• MATERIAL PROVIDED:
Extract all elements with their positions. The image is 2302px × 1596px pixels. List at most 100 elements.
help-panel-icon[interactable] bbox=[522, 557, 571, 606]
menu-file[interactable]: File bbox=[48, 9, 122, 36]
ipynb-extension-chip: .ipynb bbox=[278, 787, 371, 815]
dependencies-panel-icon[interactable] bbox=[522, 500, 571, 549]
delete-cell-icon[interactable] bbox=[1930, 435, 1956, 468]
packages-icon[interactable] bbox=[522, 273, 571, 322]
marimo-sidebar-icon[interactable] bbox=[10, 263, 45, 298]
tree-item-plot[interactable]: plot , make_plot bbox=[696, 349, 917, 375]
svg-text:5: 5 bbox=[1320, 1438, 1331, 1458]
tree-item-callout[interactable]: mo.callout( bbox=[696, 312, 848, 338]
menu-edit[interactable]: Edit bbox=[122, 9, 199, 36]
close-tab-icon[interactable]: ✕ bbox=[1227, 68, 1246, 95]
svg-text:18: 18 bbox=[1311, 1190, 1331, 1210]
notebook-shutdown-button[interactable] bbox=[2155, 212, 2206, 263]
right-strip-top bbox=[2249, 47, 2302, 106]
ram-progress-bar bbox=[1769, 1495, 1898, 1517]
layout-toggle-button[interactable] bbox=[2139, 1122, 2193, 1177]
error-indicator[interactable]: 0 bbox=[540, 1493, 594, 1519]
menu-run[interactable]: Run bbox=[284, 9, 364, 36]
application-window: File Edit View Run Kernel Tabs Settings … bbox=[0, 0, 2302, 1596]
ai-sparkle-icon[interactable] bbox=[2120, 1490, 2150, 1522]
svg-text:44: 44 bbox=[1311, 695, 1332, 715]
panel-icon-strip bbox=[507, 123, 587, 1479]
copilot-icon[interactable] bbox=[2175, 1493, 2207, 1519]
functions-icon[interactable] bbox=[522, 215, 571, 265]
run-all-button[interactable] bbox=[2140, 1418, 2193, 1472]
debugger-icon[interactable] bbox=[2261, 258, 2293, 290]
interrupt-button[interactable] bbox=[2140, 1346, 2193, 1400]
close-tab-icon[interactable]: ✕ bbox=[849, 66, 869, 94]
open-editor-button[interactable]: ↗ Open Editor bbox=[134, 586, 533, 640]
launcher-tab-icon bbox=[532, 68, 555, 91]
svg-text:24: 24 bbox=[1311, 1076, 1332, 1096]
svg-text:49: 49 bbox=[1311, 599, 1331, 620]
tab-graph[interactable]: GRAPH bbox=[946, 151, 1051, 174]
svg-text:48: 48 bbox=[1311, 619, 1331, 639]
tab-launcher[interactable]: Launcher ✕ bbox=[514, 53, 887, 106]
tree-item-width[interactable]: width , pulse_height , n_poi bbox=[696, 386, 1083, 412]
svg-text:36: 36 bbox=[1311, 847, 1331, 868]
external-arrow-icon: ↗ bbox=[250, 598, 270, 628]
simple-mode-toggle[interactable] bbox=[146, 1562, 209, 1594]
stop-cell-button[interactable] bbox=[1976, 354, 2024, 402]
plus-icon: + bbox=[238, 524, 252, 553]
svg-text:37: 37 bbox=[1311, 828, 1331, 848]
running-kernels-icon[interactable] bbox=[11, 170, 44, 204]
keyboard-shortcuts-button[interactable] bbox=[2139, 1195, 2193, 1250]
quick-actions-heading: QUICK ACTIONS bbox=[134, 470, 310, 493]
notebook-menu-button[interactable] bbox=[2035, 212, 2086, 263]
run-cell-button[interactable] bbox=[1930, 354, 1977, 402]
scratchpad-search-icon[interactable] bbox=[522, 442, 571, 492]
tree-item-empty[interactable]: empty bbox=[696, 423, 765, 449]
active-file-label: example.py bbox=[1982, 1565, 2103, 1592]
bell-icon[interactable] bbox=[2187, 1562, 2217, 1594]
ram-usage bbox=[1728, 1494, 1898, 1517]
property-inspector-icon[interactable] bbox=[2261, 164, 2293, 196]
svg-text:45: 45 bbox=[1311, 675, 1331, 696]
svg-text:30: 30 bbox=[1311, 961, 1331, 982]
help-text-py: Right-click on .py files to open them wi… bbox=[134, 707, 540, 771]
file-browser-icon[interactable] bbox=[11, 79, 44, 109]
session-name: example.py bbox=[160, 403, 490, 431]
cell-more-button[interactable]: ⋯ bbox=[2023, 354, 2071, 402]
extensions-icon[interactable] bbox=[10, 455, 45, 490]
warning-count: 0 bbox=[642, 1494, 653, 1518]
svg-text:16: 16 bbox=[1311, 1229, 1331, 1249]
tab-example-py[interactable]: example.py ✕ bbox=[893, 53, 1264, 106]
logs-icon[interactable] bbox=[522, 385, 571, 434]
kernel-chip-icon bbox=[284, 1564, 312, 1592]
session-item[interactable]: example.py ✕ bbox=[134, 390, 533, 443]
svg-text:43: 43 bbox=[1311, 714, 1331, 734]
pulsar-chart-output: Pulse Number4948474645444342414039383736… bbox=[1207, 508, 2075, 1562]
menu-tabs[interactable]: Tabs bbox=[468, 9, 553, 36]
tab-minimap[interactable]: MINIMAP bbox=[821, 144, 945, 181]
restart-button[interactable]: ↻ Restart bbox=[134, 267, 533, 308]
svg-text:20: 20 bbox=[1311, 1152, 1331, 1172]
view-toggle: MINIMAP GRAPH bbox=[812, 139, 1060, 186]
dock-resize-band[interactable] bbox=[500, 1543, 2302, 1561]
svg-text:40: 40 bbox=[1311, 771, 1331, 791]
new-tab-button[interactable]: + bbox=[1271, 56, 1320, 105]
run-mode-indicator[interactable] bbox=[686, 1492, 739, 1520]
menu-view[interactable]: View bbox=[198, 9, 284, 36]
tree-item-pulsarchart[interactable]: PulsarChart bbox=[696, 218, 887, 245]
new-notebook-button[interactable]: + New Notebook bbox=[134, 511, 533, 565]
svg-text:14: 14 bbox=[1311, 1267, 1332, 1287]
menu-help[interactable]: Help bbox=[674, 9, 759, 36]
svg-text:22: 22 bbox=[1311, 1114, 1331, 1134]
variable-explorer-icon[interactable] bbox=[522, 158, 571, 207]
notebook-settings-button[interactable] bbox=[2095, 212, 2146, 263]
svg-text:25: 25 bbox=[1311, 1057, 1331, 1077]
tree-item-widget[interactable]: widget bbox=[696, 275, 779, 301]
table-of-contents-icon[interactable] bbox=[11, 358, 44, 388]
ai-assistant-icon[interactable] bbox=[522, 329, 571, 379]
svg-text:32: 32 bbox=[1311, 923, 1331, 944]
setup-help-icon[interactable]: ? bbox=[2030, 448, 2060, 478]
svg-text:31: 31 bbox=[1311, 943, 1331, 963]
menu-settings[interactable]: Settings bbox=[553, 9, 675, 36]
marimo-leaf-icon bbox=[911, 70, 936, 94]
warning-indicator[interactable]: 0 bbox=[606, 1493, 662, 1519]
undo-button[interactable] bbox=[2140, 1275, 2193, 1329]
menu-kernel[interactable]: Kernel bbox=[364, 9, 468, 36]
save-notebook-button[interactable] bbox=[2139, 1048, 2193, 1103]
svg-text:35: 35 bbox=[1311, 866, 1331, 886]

• EXERCISE GOAL:
Swap "interactable" for "clickable" at every occurrence in the entries above. Reproduce all other text without change.

• SOLUTION TO THIS PROBLEM:
Extract all elements with their positions. The image is 2302px × 1596px pixels. List at most 100 elements.
help-panel-icon[clickable] bbox=[522, 557, 571, 606]
menu-file[clickable]: File bbox=[48, 9, 122, 36]
ipynb-extension-chip: .ipynb bbox=[278, 787, 371, 815]
dependencies-panel-icon[clickable] bbox=[522, 500, 571, 549]
delete-cell-icon[clickable] bbox=[1930, 435, 1956, 468]
packages-icon[clickable] bbox=[522, 273, 571, 322]
marimo-sidebar-icon[clickable] bbox=[10, 263, 45, 298]
tree-item-plot[clickable]: plot , make_plot bbox=[696, 349, 917, 375]
svg-text:5: 5 bbox=[1320, 1438, 1331, 1458]
tree-item-callout[clickable]: mo.callout( bbox=[696, 312, 848, 338]
menu-edit[clickable]: Edit bbox=[122, 9, 199, 36]
close-tab-icon[clickable]: ✕ bbox=[1227, 68, 1246, 95]
svg-text:18: 18 bbox=[1311, 1190, 1331, 1210]
notebook-shutdown-button[clickable] bbox=[2155, 212, 2206, 263]
right-strip-top bbox=[2249, 47, 2302, 106]
ram-progress-bar bbox=[1769, 1495, 1898, 1517]
layout-toggle-button[clickable] bbox=[2139, 1122, 2193, 1177]
error-indicator[clickable]: 0 bbox=[540, 1493, 594, 1519]
menu-run[clickable]: Run bbox=[284, 9, 364, 36]
application-window: File Edit View Run Kernel Tabs Settings … bbox=[0, 0, 2302, 1596]
ai-sparkle-icon[clickable] bbox=[2120, 1490, 2150, 1522]
svg-text:44: 44 bbox=[1311, 695, 1332, 715]
panel-icon-strip bbox=[507, 123, 587, 1479]
copilot-icon[clickable] bbox=[2175, 1493, 2207, 1519]
functions-icon[clickable] bbox=[522, 215, 571, 265]
run-all-button[clickable] bbox=[2140, 1418, 2193, 1472]
debugger-icon[clickable] bbox=[2261, 258, 2293, 290]
interrupt-button[clickable] bbox=[2140, 1346, 2193, 1400]
close-tab-icon[clickable]: ✕ bbox=[849, 66, 869, 94]
open-editor-button[clickable]: ↗ Open Editor bbox=[134, 586, 533, 640]
launcher-tab-icon bbox=[532, 68, 555, 91]
svg-text:24: 24 bbox=[1311, 1076, 1332, 1096]
svg-text:49: 49 bbox=[1311, 599, 1331, 620]
tab-graph[clickable]: GRAPH bbox=[946, 151, 1051, 174]
svg-text:48: 48 bbox=[1311, 619, 1331, 639]
tab-launcher[clickable]: Launcher ✕ bbox=[514, 53, 887, 106]
tree-item-width[clickable]: width , pulse_height , n_poi bbox=[696, 386, 1083, 412]
svg-text:36: 36 bbox=[1311, 847, 1331, 868]
external-arrow-icon: ↗ bbox=[250, 598, 270, 628]
simple-mode-toggle[clickable] bbox=[146, 1562, 209, 1594]
stop-cell-button[clickable] bbox=[1976, 354, 2024, 402]
plus-icon: + bbox=[238, 524, 252, 553]
svg-text:37: 37 bbox=[1311, 828, 1331, 848]
running-kernels-icon[clickable] bbox=[11, 170, 44, 204]
keyboard-shortcuts-button[clickable] bbox=[2139, 1195, 2193, 1250]
quick-actions-heading: QUICK ACTIONS bbox=[134, 470, 310, 493]
notebook-menu-button[clickable] bbox=[2035, 212, 2086, 263]
run-cell-button[clickable] bbox=[1930, 354, 1977, 402]
scratchpad-search-icon[clickable] bbox=[522, 442, 571, 492]
tree-item-empty[clickable]: empty bbox=[696, 423, 765, 449]
active-file-label: example.py bbox=[1982, 1565, 2103, 1592]
bell-icon[clickable] bbox=[2187, 1562, 2217, 1594]
ram-usage bbox=[1728, 1494, 1898, 1517]
property-inspector-icon[clickable] bbox=[2261, 164, 2293, 196]
svg-text:45: 45 bbox=[1311, 675, 1331, 696]
svg-text:30: 30 bbox=[1311, 961, 1331, 982]
help-text-py: Right-click on .py files to open them wi… bbox=[134, 707, 540, 771]
file-browser-icon[clickable] bbox=[11, 79, 44, 109]
session-name: example.py bbox=[160, 403, 490, 431]
cell-more-button[clickable]: ⋯ bbox=[2023, 354, 2071, 402]
extensions-icon[clickable] bbox=[10, 455, 45, 490]
warning-count: 0 bbox=[642, 1494, 653, 1518]
svg-text:16: 16 bbox=[1311, 1229, 1331, 1249]
tab-example-py[clickable]: example.py ✕ bbox=[893, 53, 1264, 106]
logs-icon[clickable] bbox=[522, 385, 571, 434]
kernel-chip-icon bbox=[284, 1564, 312, 1592]
session-item[clickable]: example.py ✕ bbox=[134, 390, 533, 443]
svg-text:43: 43 bbox=[1311, 714, 1331, 734]
pulsar-chart-output: Pulse Number4948474645444342414039383736… bbox=[1207, 508, 2075, 1562]
menu-tabs[clickable]: Tabs bbox=[468, 9, 553, 36]
tab-minimap[clickable]: MINIMAP bbox=[821, 144, 945, 181]
restart-button[clickable]: ↻ Restart bbox=[134, 267, 533, 308]
svg-text:20: 20 bbox=[1311, 1152, 1331, 1172]
view-toggle: MINIMAP GRAPH bbox=[812, 139, 1060, 186]
dock-resize-band[clickable] bbox=[500, 1543, 2302, 1561]
svg-text:40: 40 bbox=[1311, 771, 1331, 791]
new-tab-button[clickable]: + bbox=[1271, 56, 1320, 105]
run-mode-indicator[clickable] bbox=[686, 1492, 739, 1520]
menu-view[clickable]: View bbox=[198, 9, 284, 36]
tree-item-pulsarchart[clickable]: PulsarChart bbox=[696, 218, 887, 245]
new-notebook-button[clickable]: + New Notebook bbox=[134, 511, 533, 565]
svg-text:14: 14 bbox=[1311, 1267, 1332, 1287]
menu-help[clickable]: Help bbox=[674, 9, 759, 36]
svg-text:22: 22 bbox=[1311, 1114, 1331, 1134]
variable-explorer-icon[clickable] bbox=[522, 158, 571, 207]
notebook-settings-button[clickable] bbox=[2095, 212, 2146, 263]
svg-text:25: 25 bbox=[1311, 1057, 1331, 1077]
tree-item-widget[clickable]: widget bbox=[696, 275, 779, 301]
table-of-contents-icon[clickable] bbox=[11, 358, 44, 388]
ai-assistant-icon[clickable] bbox=[522, 329, 571, 379]
svg-text:32: 32 bbox=[1311, 923, 1331, 944]
setup-help-icon[clickable]: ? bbox=[2030, 448, 2060, 478]
svg-text:31: 31 bbox=[1311, 943, 1331, 963]
menu-settings[clickable]: Settings bbox=[553, 9, 675, 36]
marimo-leaf-icon bbox=[911, 70, 936, 94]
warning-indicator[clickable]: 0 bbox=[606, 1493, 662, 1519]
undo-button[clickable] bbox=[2140, 1275, 2193, 1329]
menu-kernel[clickable]: Kernel bbox=[364, 9, 468, 36]
save-notebook-button[clickable] bbox=[2139, 1048, 2193, 1103]
svg-text:35: 35 bbox=[1311, 866, 1331, 886]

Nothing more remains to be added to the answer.